▶ [Instructions for the task]:
List all the lines in these records that hold "text".

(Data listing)
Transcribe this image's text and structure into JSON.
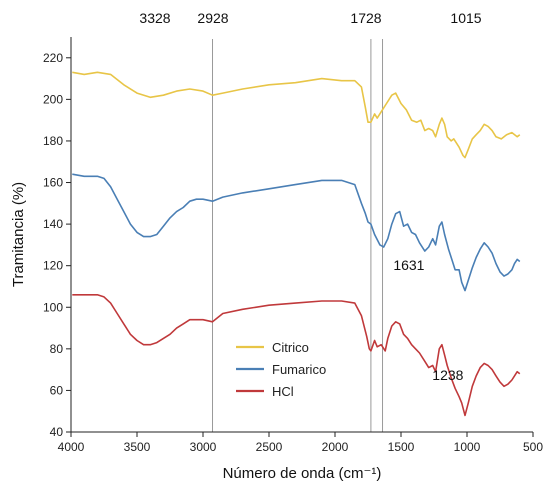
{
  "chart_data": {
    "type": "line",
    "xlabel": "Número de onda (cm⁻¹)",
    "ylabel": "Tramitancia (%)",
    "xlim": [
      4000,
      500
    ],
    "ylim": [
      40,
      230
    ],
    "x_reversed": true,
    "x_ticks": [
      4000,
      3500,
      3000,
      2500,
      2000,
      1500,
      1000,
      500
    ],
    "y_ticks": [
      40,
      60,
      80,
      100,
      120,
      140,
      160,
      180,
      200,
      220
    ],
    "grid": false,
    "legend_position": "bottom-center",
    "reference_lines": [
      {
        "x": 2928,
        "label": "2928"
      },
      {
        "x": 1728,
        "label": "1728"
      },
      {
        "x": 1640,
        "label": ""
      }
    ],
    "top_annotations": [
      {
        "x": 3328,
        "label": "3328"
      },
      {
        "x": 2928,
        "label": "2928"
      },
      {
        "x": 1728,
        "label": "1728"
      },
      {
        "x": 1015,
        "label": "1015"
      }
    ],
    "annotations": [
      {
        "text": "1631",
        "x": 1440,
        "y": 118
      },
      {
        "text": "1238",
        "x": 1145,
        "y": 65
      }
    ],
    "series": [
      {
        "name": "Citrico",
        "color": "#e8c547",
        "points": [
          [
            3990,
            213
          ],
          [
            3900,
            212
          ],
          [
            3800,
            213
          ],
          [
            3700,
            212
          ],
          [
            3600,
            207
          ],
          [
            3500,
            203
          ],
          [
            3400,
            201
          ],
          [
            3300,
            202
          ],
          [
            3200,
            204
          ],
          [
            3100,
            205
          ],
          [
            3000,
            204
          ],
          [
            2928,
            202
          ],
          [
            2850,
            203
          ],
          [
            2700,
            205
          ],
          [
            2500,
            207
          ],
          [
            2300,
            208
          ],
          [
            2100,
            210
          ],
          [
            1950,
            209
          ],
          [
            1850,
            209
          ],
          [
            1800,
            206
          ],
          [
            1770,
            196
          ],
          [
            1750,
            189
          ],
          [
            1728,
            189
          ],
          [
            1700,
            193
          ],
          [
            1680,
            191
          ],
          [
            1650,
            194
          ],
          [
            1610,
            198
          ],
          [
            1570,
            202
          ],
          [
            1540,
            203
          ],
          [
            1500,
            198
          ],
          [
            1460,
            195
          ],
          [
            1420,
            190
          ],
          [
            1380,
            189
          ],
          [
            1350,
            190
          ],
          [
            1320,
            185
          ],
          [
            1290,
            186
          ],
          [
            1260,
            185
          ],
          [
            1238,
            182
          ],
          [
            1210,
            188
          ],
          [
            1190,
            191
          ],
          [
            1170,
            188
          ],
          [
            1150,
            182
          ],
          [
            1120,
            180
          ],
          [
            1100,
            181
          ],
          [
            1060,
            177
          ],
          [
            1030,
            173
          ],
          [
            1015,
            172
          ],
          [
            990,
            176
          ],
          [
            960,
            181
          ],
          [
            930,
            183
          ],
          [
            900,
            185
          ],
          [
            870,
            188
          ],
          [
            840,
            187
          ],
          [
            810,
            185
          ],
          [
            780,
            182
          ],
          [
            740,
            181
          ],
          [
            700,
            183
          ],
          [
            660,
            184
          ],
          [
            620,
            182
          ],
          [
            600,
            183
          ]
        ]
      },
      {
        "name": "Fumarico",
        "color": "#4a7fb5",
        "points": [
          [
            3990,
            164
          ],
          [
            3900,
            163
          ],
          [
            3800,
            163
          ],
          [
            3750,
            162
          ],
          [
            3700,
            158
          ],
          [
            3650,
            152
          ],
          [
            3600,
            146
          ],
          [
            3550,
            140
          ],
          [
            3500,
            136
          ],
          [
            3450,
            134
          ],
          [
            3400,
            134
          ],
          [
            3350,
            135
          ],
          [
            3300,
            139
          ],
          [
            3250,
            143
          ],
          [
            3200,
            146
          ],
          [
            3150,
            148
          ],
          [
            3100,
            151
          ],
          [
            3050,
            152
          ],
          [
            3000,
            152
          ],
          [
            2928,
            151
          ],
          [
            2850,
            153
          ],
          [
            2700,
            155
          ],
          [
            2500,
            157
          ],
          [
            2300,
            159
          ],
          [
            2100,
            161
          ],
          [
            1950,
            161
          ],
          [
            1850,
            159
          ],
          [
            1800,
            150
          ],
          [
            1770,
            145
          ],
          [
            1750,
            141
          ],
          [
            1728,
            140
          ],
          [
            1700,
            135
          ],
          [
            1660,
            130
          ],
          [
            1631,
            129
          ],
          [
            1600,
            133
          ],
          [
            1570,
            140
          ],
          [
            1540,
            145
          ],
          [
            1510,
            146
          ],
          [
            1480,
            139
          ],
          [
            1450,
            140
          ],
          [
            1420,
            136
          ],
          [
            1390,
            135
          ],
          [
            1360,
            131
          ],
          [
            1320,
            127
          ],
          [
            1290,
            129
          ],
          [
            1260,
            133
          ],
          [
            1238,
            130
          ],
          [
            1210,
            139
          ],
          [
            1190,
            141
          ],
          [
            1170,
            135
          ],
          [
            1140,
            128
          ],
          [
            1110,
            122
          ],
          [
            1090,
            118
          ],
          [
            1060,
            118
          ],
          [
            1040,
            112
          ],
          [
            1015,
            108
          ],
          [
            990,
            113
          ],
          [
            960,
            119
          ],
          [
            930,
            124
          ],
          [
            900,
            128
          ],
          [
            870,
            131
          ],
          [
            840,
            129
          ],
          [
            810,
            126
          ],
          [
            780,
            121
          ],
          [
            750,
            117
          ],
          [
            720,
            115
          ],
          [
            690,
            116
          ],
          [
            660,
            118
          ],
          [
            640,
            121
          ],
          [
            620,
            123
          ],
          [
            600,
            122
          ]
        ]
      },
      {
        "name": "HCl",
        "color": "#c0393b",
        "points": [
          [
            3990,
            106
          ],
          [
            3900,
            106
          ],
          [
            3800,
            106
          ],
          [
            3750,
            105
          ],
          [
            3700,
            102
          ],
          [
            3650,
            97
          ],
          [
            3600,
            92
          ],
          [
            3550,
            87
          ],
          [
            3500,
            84
          ],
          [
            3450,
            82
          ],
          [
            3400,
            82
          ],
          [
            3350,
            83
          ],
          [
            3300,
            85
          ],
          [
            3250,
            87
          ],
          [
            3200,
            90
          ],
          [
            3150,
            92
          ],
          [
            3100,
            94
          ],
          [
            3050,
            94
          ],
          [
            3000,
            94
          ],
          [
            2928,
            93
          ],
          [
            2850,
            97
          ],
          [
            2700,
            99
          ],
          [
            2500,
            101
          ],
          [
            2300,
            102
          ],
          [
            2100,
            103
          ],
          [
            1950,
            103
          ],
          [
            1850,
            102
          ],
          [
            1800,
            96
          ],
          [
            1760,
            86
          ],
          [
            1740,
            80
          ],
          [
            1728,
            79
          ],
          [
            1700,
            84
          ],
          [
            1680,
            81
          ],
          [
            1650,
            82
          ],
          [
            1620,
            79
          ],
          [
            1600,
            85
          ],
          [
            1570,
            91
          ],
          [
            1540,
            93
          ],
          [
            1510,
            92
          ],
          [
            1480,
            87
          ],
          [
            1450,
            85
          ],
          [
            1420,
            82
          ],
          [
            1390,
            80
          ],
          [
            1360,
            78
          ],
          [
            1320,
            74
          ],
          [
            1290,
            71
          ],
          [
            1260,
            72
          ],
          [
            1238,
            69
          ],
          [
            1210,
            80
          ],
          [
            1190,
            82
          ],
          [
            1170,
            77
          ],
          [
            1150,
            72
          ],
          [
            1120,
            66
          ],
          [
            1090,
            61
          ],
          [
            1060,
            57
          ],
          [
            1040,
            54
          ],
          [
            1015,
            48
          ],
          [
            990,
            54
          ],
          [
            960,
            62
          ],
          [
            930,
            67
          ],
          [
            900,
            71
          ],
          [
            870,
            73
          ],
          [
            840,
            72
          ],
          [
            810,
            70
          ],
          [
            780,
            67
          ],
          [
            750,
            64
          ],
          [
            720,
            62
          ],
          [
            690,
            63
          ],
          [
            660,
            65
          ],
          [
            640,
            67
          ],
          [
            620,
            69
          ],
          [
            600,
            68
          ]
        ]
      }
    ]
  }
}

▶ [Complete response]:
Transcribe this image's text and structure into JSON.
        "text": "1631",
        "text": "1238",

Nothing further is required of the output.